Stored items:
□ □ □ □ □ □ □
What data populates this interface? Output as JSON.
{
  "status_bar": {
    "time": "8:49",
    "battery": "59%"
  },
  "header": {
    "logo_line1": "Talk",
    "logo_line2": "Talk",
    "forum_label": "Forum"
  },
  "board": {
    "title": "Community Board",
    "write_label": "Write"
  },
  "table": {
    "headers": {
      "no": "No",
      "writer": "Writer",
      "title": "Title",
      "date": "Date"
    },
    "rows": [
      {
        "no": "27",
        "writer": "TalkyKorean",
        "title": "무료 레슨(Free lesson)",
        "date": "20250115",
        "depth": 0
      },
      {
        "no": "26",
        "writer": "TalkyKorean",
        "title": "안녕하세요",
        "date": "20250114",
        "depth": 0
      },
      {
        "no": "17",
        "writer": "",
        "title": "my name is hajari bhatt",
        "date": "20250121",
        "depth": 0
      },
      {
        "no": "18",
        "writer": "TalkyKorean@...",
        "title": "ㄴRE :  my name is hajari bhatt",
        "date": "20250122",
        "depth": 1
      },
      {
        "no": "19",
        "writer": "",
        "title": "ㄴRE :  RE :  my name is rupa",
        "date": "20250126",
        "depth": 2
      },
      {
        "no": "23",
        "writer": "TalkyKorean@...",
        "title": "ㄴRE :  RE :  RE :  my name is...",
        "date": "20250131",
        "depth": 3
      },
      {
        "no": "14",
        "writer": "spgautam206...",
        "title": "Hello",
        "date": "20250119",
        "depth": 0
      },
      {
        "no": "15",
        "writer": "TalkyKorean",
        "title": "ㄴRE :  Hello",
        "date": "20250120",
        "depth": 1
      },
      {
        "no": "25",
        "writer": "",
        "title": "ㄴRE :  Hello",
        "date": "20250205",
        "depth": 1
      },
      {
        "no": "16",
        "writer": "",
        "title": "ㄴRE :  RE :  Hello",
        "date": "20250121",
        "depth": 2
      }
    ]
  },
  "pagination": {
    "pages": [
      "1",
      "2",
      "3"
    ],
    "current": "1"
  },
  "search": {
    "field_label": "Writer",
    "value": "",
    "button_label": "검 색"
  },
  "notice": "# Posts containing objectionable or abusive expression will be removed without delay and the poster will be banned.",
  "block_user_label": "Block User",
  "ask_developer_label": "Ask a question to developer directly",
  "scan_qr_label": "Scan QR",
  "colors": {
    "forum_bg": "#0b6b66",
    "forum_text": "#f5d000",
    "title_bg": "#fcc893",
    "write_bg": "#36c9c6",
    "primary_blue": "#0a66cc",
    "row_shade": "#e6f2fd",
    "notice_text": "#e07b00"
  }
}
□ □ □ □ □ □ □
Using the listing above, pick out each line that contains the word "Hello", then copy it.

        "title": "Hello",
        "title": "ㄴRE :  Hello",
        "title": "ㄴRE :  Hello",
        "title": "ㄴRE :  RE :  Hello",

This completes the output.